Exercise instructions:
Tally the lines of the listing that contain the word "Mean", then give the total and nothing else.

Dataset extract:
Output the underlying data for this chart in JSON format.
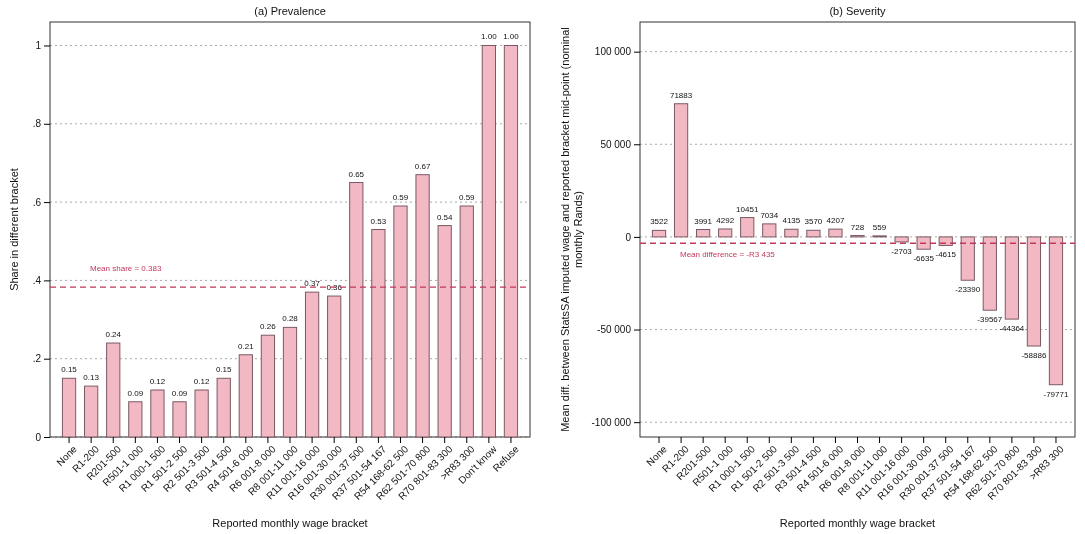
{
  "chart_data": [
    {
      "type": "bar",
      "title": "(a) Prevalence",
      "xlabel": "Reported monthly wage bracket",
      "ylabel": "Share in different bracket",
      "categories": [
        "None",
        "R1-200",
        "R201-500",
        "R501-1 000",
        "R1 000-1 500",
        "R1 501-2 500",
        "R2 501-3 500",
        "R3 501-4 500",
        "R4 501-6 000",
        "R6 001-8 000",
        "R8 001-11 000",
        "R11 001-16 000",
        "R16 001-30 000",
        "R30 001-37 500",
        "R37 501-54 167",
        "R54 168-62 500",
        "R62 501-70 800",
        "R70 801-83 300",
        ">R83 300",
        "Don't know",
        "Refuse"
      ],
      "values": [
        0.15,
        0.13,
        0.24,
        0.09,
        0.12,
        0.09,
        0.12,
        0.15,
        0.21,
        0.26,
        0.28,
        0.37,
        0.36,
        0.65,
        0.53,
        0.59,
        0.67,
        0.54,
        0.59,
        1.0,
        1.0
      ],
      "value_labels": [
        "0.15",
        "0.13",
        "0.24",
        "0.09",
        "0.12",
        "0.09",
        "0.12",
        "0.15",
        "0.21",
        "0.26",
        "0.28",
        "0.37",
        "0.36",
        "0.65",
        "0.53",
        "0.59",
        "0.67",
        "0.54",
        "0.59",
        "1.00",
        "1.00"
      ],
      "color": "#f2b8c4",
      "ylim": [
        0,
        1.06
      ],
      "yticks": [
        {
          "value": 0,
          "label": "0"
        },
        {
          "value": 0.2,
          "label": ".2"
        },
        {
          "value": 0.4,
          "label": ".4"
        },
        {
          "value": 0.6,
          "label": ".6"
        },
        {
          "value": 0.8,
          "label": ".8"
        },
        {
          "value": 1,
          "label": "1"
        }
      ],
      "grid": "y",
      "ref_lines": [
        {
          "axis": "y",
          "value": 0.383,
          "label": "Mean share = 0.383",
          "color": "#c0395a",
          "line_style": "dashed"
        }
      ]
    },
    {
      "type": "bar",
      "title": "(b) Severity",
      "xlabel": "Reported monthly wage bracket",
      "ylabel": "Mean diff. between StatsSA imputed wage and reported bracket mid-point (nominal monthly Rands)",
      "categories": [
        "None",
        "R1-200",
        "R201-500",
        "R501-1 000",
        "R1 000-1 500",
        "R1 501-2 500",
        "R2 501-3 500",
        "R3 501-4 500",
        "R4 501-6 000",
        "R6 001-8 000",
        "R8 001-11 000",
        "R11 001-16 000",
        "R16 001-30 000",
        "R30 001-37 500",
        "R37 501-54 167",
        "R54 168-62 500",
        "R62 501-70 800",
        "R70 801-83 300",
        ">R83 300"
      ],
      "values": [
        3522,
        71883,
        3991,
        4292,
        10451,
        7034,
        4135,
        3570,
        4207,
        728,
        559,
        -2703,
        -6635,
        -4615,
        -23390,
        -39567,
        -44364,
        -58886,
        -79771
      ],
      "data_labels": true,
      "color": "#f2b8c4",
      "ylim": [
        -108000,
        116000
      ],
      "yticks": [
        {
          "value": -100000,
          "label": "-100 000"
        },
        {
          "value": -50000,
          "label": "-50 000"
        },
        0,
        {
          "value": 50000,
          "label": "50 000"
        },
        {
          "value": 100000,
          "label": "100 000"
        }
      ],
      "grid": "y",
      "ref_lines": [
        {
          "axis": "y",
          "value": -3435,
          "label": "Mean difference = -R3 435",
          "color": "#c0395a",
          "line_style": "dashed"
        }
      ]
    }
  ]
}
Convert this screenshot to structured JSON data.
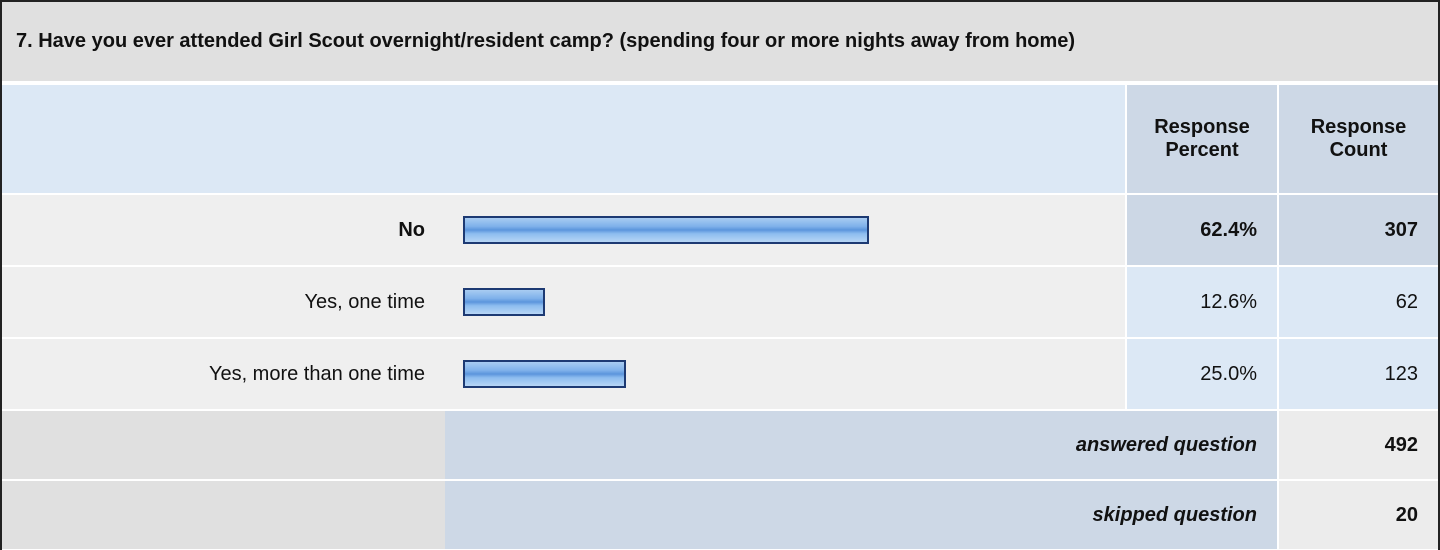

Answer below:
3